### Source material

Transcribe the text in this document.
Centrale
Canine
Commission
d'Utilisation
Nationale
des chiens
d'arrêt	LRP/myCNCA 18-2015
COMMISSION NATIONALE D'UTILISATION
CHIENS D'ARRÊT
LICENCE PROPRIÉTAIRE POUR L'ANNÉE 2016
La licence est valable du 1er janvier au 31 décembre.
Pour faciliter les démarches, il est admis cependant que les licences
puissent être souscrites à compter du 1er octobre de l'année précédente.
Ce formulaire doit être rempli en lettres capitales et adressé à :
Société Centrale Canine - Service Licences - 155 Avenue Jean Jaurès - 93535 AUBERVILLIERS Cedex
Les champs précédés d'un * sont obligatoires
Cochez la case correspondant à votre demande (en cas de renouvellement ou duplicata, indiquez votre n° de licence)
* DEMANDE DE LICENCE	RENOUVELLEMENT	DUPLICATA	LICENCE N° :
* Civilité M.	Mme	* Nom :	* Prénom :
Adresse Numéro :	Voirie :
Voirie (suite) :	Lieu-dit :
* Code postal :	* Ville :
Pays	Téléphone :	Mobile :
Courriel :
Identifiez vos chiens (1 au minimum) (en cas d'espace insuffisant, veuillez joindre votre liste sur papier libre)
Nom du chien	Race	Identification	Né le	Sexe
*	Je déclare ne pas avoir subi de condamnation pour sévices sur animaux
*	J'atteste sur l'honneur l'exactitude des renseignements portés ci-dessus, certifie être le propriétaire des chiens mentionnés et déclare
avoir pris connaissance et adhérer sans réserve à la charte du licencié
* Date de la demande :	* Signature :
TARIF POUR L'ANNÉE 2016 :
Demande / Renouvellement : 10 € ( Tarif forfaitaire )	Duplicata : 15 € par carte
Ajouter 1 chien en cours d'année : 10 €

### Exercise task
Copy out every line of the data that includes the word "avoir".

### Written response
*	Je déclare ne pas avoir subi de condamnation pour sévices sur animaux
avoir pris connaissance et adhérer sans réserve à la charte du licencié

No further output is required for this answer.